* _TO DO_: Only the pictures are to be left out; set down the rest of the records exactly.
● ● ●
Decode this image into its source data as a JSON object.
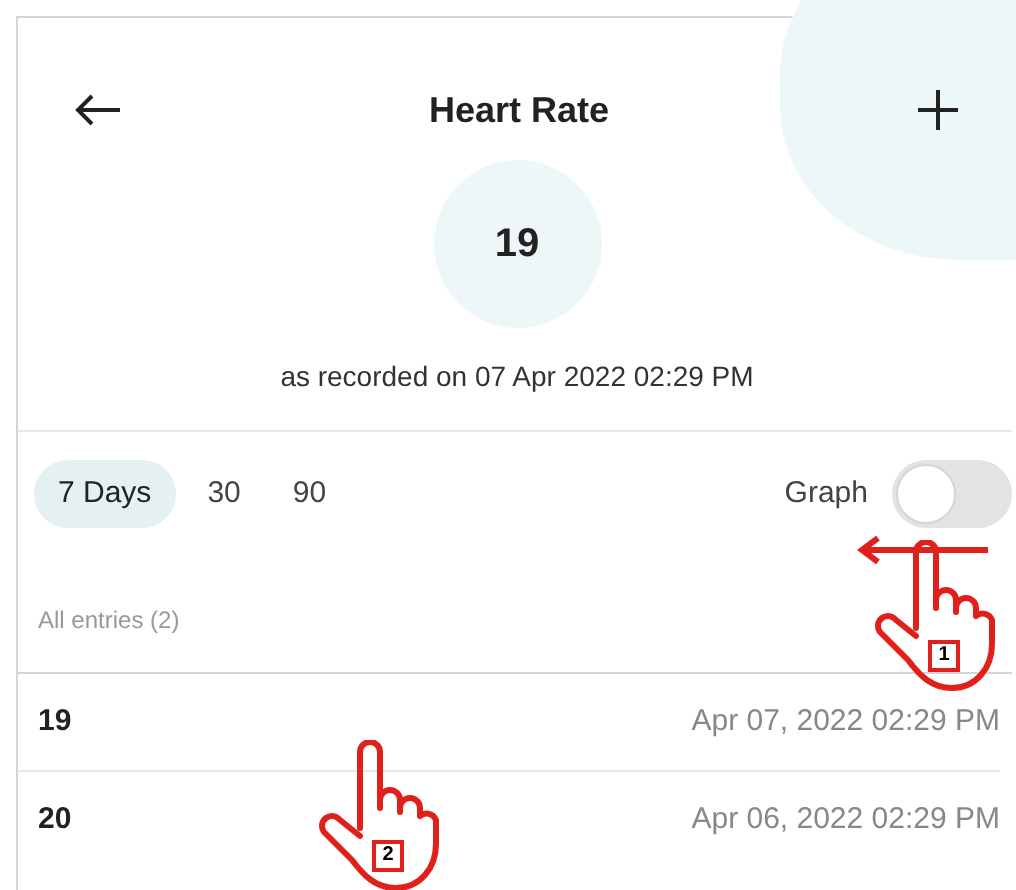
{
  "header": {
    "title": "Heart Rate"
  },
  "latest": {
    "value": "19",
    "caption": "as recorded on 07 Apr 2022 02:29 PM"
  },
  "ranges": [
    {
      "label": "7 Days",
      "selected": true
    },
    {
      "label": "30",
      "selected": false
    },
    {
      "label": "90",
      "selected": false
    }
  ],
  "graph_toggle": {
    "label": "Graph",
    "on": false
  },
  "entries": {
    "heading": "All entries (2)",
    "rows": [
      {
        "value": "19",
        "time": "Apr 07, 2022 02:29 PM"
      },
      {
        "value": "20",
        "time": "Apr 06, 2022 02:29 PM"
      }
    ]
  },
  "annotations": [
    {
      "label": "1",
      "kind": "swipe"
    },
    {
      "label": "2",
      "kind": "tap"
    }
  ]
}
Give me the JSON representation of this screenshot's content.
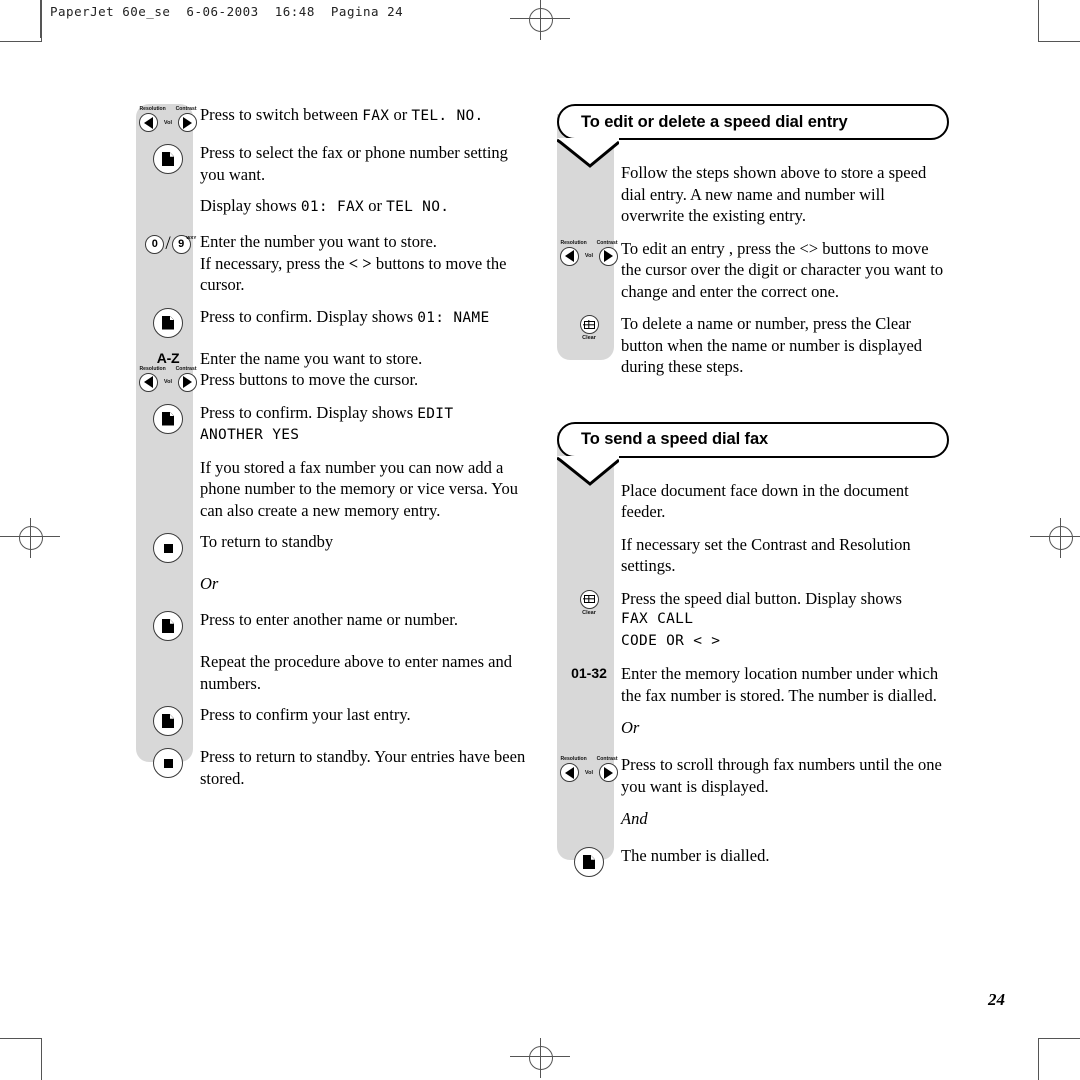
{
  "header": {
    "text": "PaperJet 60e_se  6-06-2003  16:48  Pagina 24"
  },
  "page_number": "24",
  "icons": {
    "resolution_label": "Resolution",
    "contrast_label": "Contrast",
    "vol_label": "Vol",
    "clear_label": "Clear",
    "keypad_zero": "0",
    "keypad_nine": "9",
    "keypad_nine_sup": "WXY",
    "keypad_slash": "/",
    "az_label": "A-Z",
    "range_label": "01-32"
  },
  "left_column": {
    "steps": [
      {
        "icon": "arrows",
        "lines": [
          {
            "type": "mixed",
            "parts": [
              {
                "t": "text",
                "v": "Press to switch between "
              },
              {
                "t": "lcd",
                "v": "FAX"
              },
              {
                "t": "text",
                "v": " or "
              },
              {
                "t": "lcd",
                "v": "TEL. NO."
              }
            ]
          }
        ]
      },
      {
        "icon": "page",
        "lines": [
          {
            "type": "text",
            "v": "Press to select the fax or phone number setting you want."
          }
        ]
      },
      {
        "icon": "none",
        "lines": [
          {
            "type": "mixed",
            "parts": [
              {
                "t": "text",
                "v": "Display shows "
              },
              {
                "t": "lcd",
                "v": "01: FAX"
              },
              {
                "t": "text",
                "v": " or "
              },
              {
                "t": "lcd",
                "v": "TEL NO."
              }
            ]
          }
        ]
      },
      {
        "icon": "keypad",
        "lines": [
          {
            "type": "text",
            "v": "Enter the number you want to store."
          },
          {
            "type": "mixed",
            "parts": [
              {
                "t": "text",
                "v": "If necessary, press the "
              },
              {
                "t": "bold",
                "v": "< >"
              },
              {
                "t": "text",
                "v": " buttons to move the cursor."
              }
            ]
          }
        ]
      },
      {
        "icon": "page",
        "lines": [
          {
            "type": "mixed",
            "parts": [
              {
                "t": "text",
                "v": "Press to confirm. Display shows "
              },
              {
                "t": "lcd",
                "v": "01: NAME"
              }
            ]
          }
        ]
      },
      {
        "icon": "az",
        "lines": [
          {
            "type": "text",
            "v": "Enter the name you want to store."
          },
          {
            "type": "text",
            "v": "Press buttons to move the cursor."
          }
        ]
      },
      {
        "icon": "page",
        "lines": [
          {
            "type": "mixed",
            "parts": [
              {
                "t": "text",
                "v": "Press to confirm. Display shows "
              },
              {
                "t": "lcd",
                "v": "EDIT"
              }
            ]
          },
          {
            "type": "lcd",
            "v": "ANOTHER YES"
          }
        ]
      },
      {
        "icon": "none",
        "lines": [
          {
            "type": "text",
            "v": "If you stored a fax number you can now add a phone number to the memory or vice versa. You can also create a new memory entry."
          }
        ]
      },
      {
        "icon": "stop",
        "lines": [
          {
            "type": "text",
            "v": "To return to standby"
          }
        ]
      },
      {
        "icon": "none",
        "lines": [
          {
            "type": "italic",
            "v": "Or"
          }
        ]
      },
      {
        "icon": "page",
        "lines": [
          {
            "type": "text",
            "v": "Press to enter another name or number."
          }
        ]
      },
      {
        "icon": "none",
        "lines": [
          {
            "type": "text",
            "v": "Repeat the procedure above to enter names and numbers."
          }
        ]
      },
      {
        "icon": "page",
        "lines": [
          {
            "type": "text",
            "v": "Press to confirm your last entry."
          }
        ]
      },
      {
        "icon": "stop",
        "lines": [
          {
            "type": "text",
            "v": "Press to return to standby. Your entries have been stored."
          }
        ]
      }
    ]
  },
  "right_column": {
    "sections": [
      {
        "title": "To edit or delete a speed dial entry",
        "steps": [
          {
            "icon": "none",
            "lines": [
              {
                "type": "text",
                "v": "Follow the steps shown above to store a speed dial entry. A new name and number will overwrite the existing entry."
              }
            ]
          },
          {
            "icon": "arrows",
            "lines": [
              {
                "type": "text",
                "v": "To edit an entry , press the <> buttons to move the cursor over the digit or character you want to change and enter the correct one."
              }
            ]
          },
          {
            "icon": "clear",
            "lines": [
              {
                "type": "text",
                "v": "To delete a name or number, press the Clear button when the name or number is displayed during these steps."
              }
            ]
          }
        ]
      },
      {
        "title": "To send a speed dial fax",
        "steps": [
          {
            "icon": "none",
            "lines": [
              {
                "type": "text",
                "v": "Place document face down in the document feeder."
              }
            ]
          },
          {
            "icon": "none",
            "lines": [
              {
                "type": "text",
                "v": "If necessary set the Contrast and Resolution settings."
              }
            ]
          },
          {
            "icon": "clear",
            "lines": [
              {
                "type": "text",
                "v": "Press the speed dial button. Display shows"
              },
              {
                "type": "lcd",
                "v": "FAX CALL"
              },
              {
                "type": "lcd",
                "v": "CODE OR < >"
              }
            ]
          },
          {
            "icon": "range",
            "lines": [
              {
                "type": "text",
                "v": "Enter the memory location number under which the fax number is stored. The number is dialled."
              }
            ]
          },
          {
            "icon": "none",
            "lines": [
              {
                "type": "italic",
                "v": "Or"
              }
            ]
          },
          {
            "icon": "arrows",
            "lines": [
              {
                "type": "text",
                "v": "Press to scroll through fax numbers until the one you want is displayed."
              }
            ]
          },
          {
            "icon": "none",
            "lines": [
              {
                "type": "italic",
                "v": "And"
              }
            ]
          },
          {
            "icon": "page",
            "lines": [
              {
                "type": "text",
                "v": "The number is dialled."
              }
            ]
          }
        ]
      }
    ]
  }
}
● ● ●
* _RESULT OF THE TASK_:
Decode this image into its source data as a JSON object.
{
  "header": {
    "title": "Heart Rate"
  },
  "latest": {
    "value": "19",
    "caption": "as recorded on 07 Apr 2022 02:29 PM"
  },
  "ranges": [
    {
      "label": "7 Days",
      "selected": true
    },
    {
      "label": "30",
      "selected": false
    },
    {
      "label": "90",
      "selected": false
    }
  ],
  "graph_toggle": {
    "label": "Graph",
    "on": false
  },
  "entries": {
    "heading": "All entries (2)",
    "rows": [
      {
        "value": "19",
        "time": "Apr 07, 2022 02:29 PM"
      },
      {
        "value": "20",
        "time": "Apr 06, 2022 02:29 PM"
      }
    ]
  },
  "annotations": [
    {
      "label": "1",
      "kind": "swipe"
    },
    {
      "label": "2",
      "kind": "tap"
    }
  ]
}
Give me the JSON representation of this screenshot's content.
{
  "header": {
    "text": "PaperJet 60e_se  6-06-2003  16:48  Pagina 24"
  },
  "page_number": "24",
  "icons": {
    "resolution_label": "Resolution",
    "contrast_label": "Contrast",
    "vol_label": "Vol",
    "clear_label": "Clear",
    "keypad_zero": "0",
    "keypad_nine": "9",
    "keypad_nine_sup": "WXY",
    "keypad_slash": "/",
    "az_label": "A-Z",
    "range_label": "01-32"
  },
  "left_column": {
    "steps": [
      {
        "icon": "arrows",
        "lines": [
          {
            "type": "mixed",
            "parts": [
              {
                "t": "text",
                "v": "Press to switch between "
              },
              {
                "t": "lcd",
                "v": "FAX"
              },
              {
                "t": "text",
                "v": " or "
              },
              {
                "t": "lcd",
                "v": "TEL. NO."
              }
            ]
          }
        ]
      },
      {
        "icon": "page",
        "lines": [
          {
            "type": "text",
            "v": "Press to select the fax or phone number setting you want."
          }
        ]
      },
      {
        "icon": "none",
        "lines": [
          {
            "type": "mixed",
            "parts": [
              {
                "t": "text",
                "v": "Display shows "
              },
              {
                "t": "lcd",
                "v": "01: FAX"
              },
              {
                "t": "text",
                "v": " or "
              },
              {
                "t": "lcd",
                "v": "TEL NO."
              }
            ]
          }
        ]
      },
      {
        "icon": "keypad",
        "lines": [
          {
            "type": "text",
            "v": "Enter the number you want to store."
          },
          {
            "type": "mixed",
            "parts": [
              {
                "t": "text",
                "v": "If necessary, press the "
              },
              {
                "t": "bold",
                "v": "< >"
              },
              {
                "t": "text",
                "v": " buttons to move the cursor."
              }
            ]
          }
        ]
      },
      {
        "icon": "page",
        "lines": [
          {
            "type": "mixed",
            "parts": [
              {
                "t": "text",
                "v": "Press to confirm. Display shows "
              },
              {
                "t": "lcd",
                "v": "01: NAME"
              }
            ]
          }
        ]
      },
      {
        "icon": "az",
        "lines": [
          {
            "type": "text",
            "v": "Enter the name you want to store."
          },
          {
            "type": "text",
            "v": "Press buttons to move the cursor."
          }
        ]
      },
      {
        "icon": "page",
        "lines": [
          {
            "type": "mixed",
            "parts": [
              {
                "t": "text",
                "v": "Press to confirm. Display shows "
              },
              {
                "t": "lcd",
                "v": "EDIT"
              }
            ]
          },
          {
            "type": "lcd",
            "v": "ANOTHER YES"
          }
        ]
      },
      {
        "icon": "none",
        "lines": [
          {
            "type": "text",
            "v": "If you stored a fax number you can now add a phone number to the memory or vice versa. You can also create a new memory entry."
          }
        ]
      },
      {
        "icon": "stop",
        "lines": [
          {
            "type": "text",
            "v": "To return to standby"
          }
        ]
      },
      {
        "icon": "none",
        "lines": [
          {
            "type": "italic",
            "v": "Or"
          }
        ]
      },
      {
        "icon": "page",
        "lines": [
          {
            "type": "text",
            "v": "Press to enter another name or number."
          }
        ]
      },
      {
        "icon": "none",
        "lines": [
          {
            "type": "text",
            "v": "Repeat the procedure above to enter names and numbers."
          }
        ]
      },
      {
        "icon": "page",
        "lines": [
          {
            "type": "text",
            "v": "Press to confirm your last entry."
          }
        ]
      },
      {
        "icon": "stop",
        "lines": [
          {
            "type": "text",
            "v": "Press to return to standby. Your entries have been stored."
          }
        ]
      }
    ]
  },
  "right_column": {
    "sections": [
      {
        "title": "To edit or delete a speed dial entry",
        "steps": [
          {
            "icon": "none",
            "lines": [
              {
                "type": "text",
                "v": "Follow the steps shown above to store a speed dial entry. A new name and number will overwrite the existing entry."
              }
            ]
          },
          {
            "icon": "arrows",
            "lines": [
              {
                "type": "text",
                "v": "To edit an entry , press the <> buttons to move the cursor over the digit or character you want to change and enter the correct one."
              }
            ]
          },
          {
            "icon": "clear",
            "lines": [
              {
                "type": "text",
                "v": "To delete a name or number, press the Clear button when the name or number is displayed during these steps."
              }
            ]
          }
        ]
      },
      {
        "title": "To send a speed dial fax",
        "steps": [
          {
            "icon": "none",
            "lines": [
              {
                "type": "text",
                "v": "Place document face down in the document feeder."
              }
            ]
          },
          {
            "icon": "none",
            "lines": [
              {
                "type": "text",
                "v": "If necessary set the Contrast and Resolution settings."
              }
            ]
          },
          {
            "icon": "clear",
            "lines": [
              {
                "type": "text",
                "v": "Press the speed dial button. Display shows"
              },
              {
                "type": "lcd",
                "v": "FAX CALL"
              },
              {
                "type": "lcd",
                "v": "CODE OR < >"
              }
            ]
          },
          {
            "icon": "range",
            "lines": [
              {
                "type": "text",
                "v": "Enter the memory location number under which the fax number is stored. The number is dialled."
              }
            ]
          },
          {
            "icon": "none",
            "lines": [
              {
                "type": "italic",
                "v": "Or"
              }
            ]
          },
          {
            "icon": "arrows",
            "lines": [
              {
                "type": "text",
                "v": "Press to scroll through fax numbers until the one you want is displayed."
              }
            ]
          },
          {
            "icon": "none",
            "lines": [
              {
                "type": "italic",
                "v": "And"
              }
            ]
          },
          {
            "icon": "page",
            "lines": [
              {
                "type": "text",
                "v": "The number is dialled."
              }
            ]
          }
        ]
      }
    ]
  }
}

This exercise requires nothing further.